*To be done:* Read the data and repeat all of it exactly.
[start of Data listing]
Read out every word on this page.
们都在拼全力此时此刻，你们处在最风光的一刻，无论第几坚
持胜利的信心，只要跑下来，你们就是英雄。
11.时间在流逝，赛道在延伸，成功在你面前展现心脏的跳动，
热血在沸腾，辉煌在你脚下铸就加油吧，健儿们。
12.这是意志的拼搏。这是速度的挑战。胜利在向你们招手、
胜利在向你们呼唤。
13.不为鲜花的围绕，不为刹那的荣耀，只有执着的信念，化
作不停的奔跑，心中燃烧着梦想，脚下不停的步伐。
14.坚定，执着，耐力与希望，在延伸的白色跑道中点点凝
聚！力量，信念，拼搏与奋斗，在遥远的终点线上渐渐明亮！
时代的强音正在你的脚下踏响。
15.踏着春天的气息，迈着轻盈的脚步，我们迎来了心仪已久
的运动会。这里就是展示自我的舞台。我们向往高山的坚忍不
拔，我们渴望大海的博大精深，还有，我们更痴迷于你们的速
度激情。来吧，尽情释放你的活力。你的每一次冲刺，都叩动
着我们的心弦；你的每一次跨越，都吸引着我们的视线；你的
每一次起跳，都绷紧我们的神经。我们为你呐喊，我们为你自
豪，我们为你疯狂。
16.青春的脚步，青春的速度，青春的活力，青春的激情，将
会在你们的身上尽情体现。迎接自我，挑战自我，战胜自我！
[end of Data listing]
*Answer to this task:*
Read out every word on this page.
们都在拼全力此时此刻，你们处在最风光的一刻，无论第几坚
持胜利的信心，只要跑下来，你们就是英雄。
11.时间在流逝，赛道在延伸，成功在你面前展现心脏的跳动，
热血在沸腾，辉煌在你脚下铸就加油吧，健儿们。
12.这是意志的拼搏。这是速度的挑战。胜利在向你们招手、
胜利在向你们呼唤。
13.不为鲜花的围绕，不为刹那的荣耀，只有执着的信念，化
作不停的奔跑，心中燃烧着梦想，脚下不停的步伐。
14.坚定，执着，耐力与希望，在延伸的白色跑道中点点凝
聚！力量，信念，拼搏与奋斗，在遥远的终点线上渐渐明亮！
时代的强音正在你的脚下踏响。
15.踏着春天的气息，迈着轻盈的脚步，我们迎来了心仪已久
的运动会。这里就是展示自我的舞台。我们向往高山的坚忍不
拔，我们渴望大海的博大精深，还有，我们更痴迷于你们的速
度激情。来吧，尽情释放你的活力。你的每一次冲刺，都叩动
着我们的心弦；你的每一次跨越，都吸引着我们的视线；你的
每一次起跳，都绷紧我们的神经。我们为你呐喊，我们为你自
豪，我们为你疯狂。
16.青春的脚步，青春的速度，青春的活力，青春的激情，将
会在你们的身上尽情体现。迎接自我，挑战自我，战胜自我！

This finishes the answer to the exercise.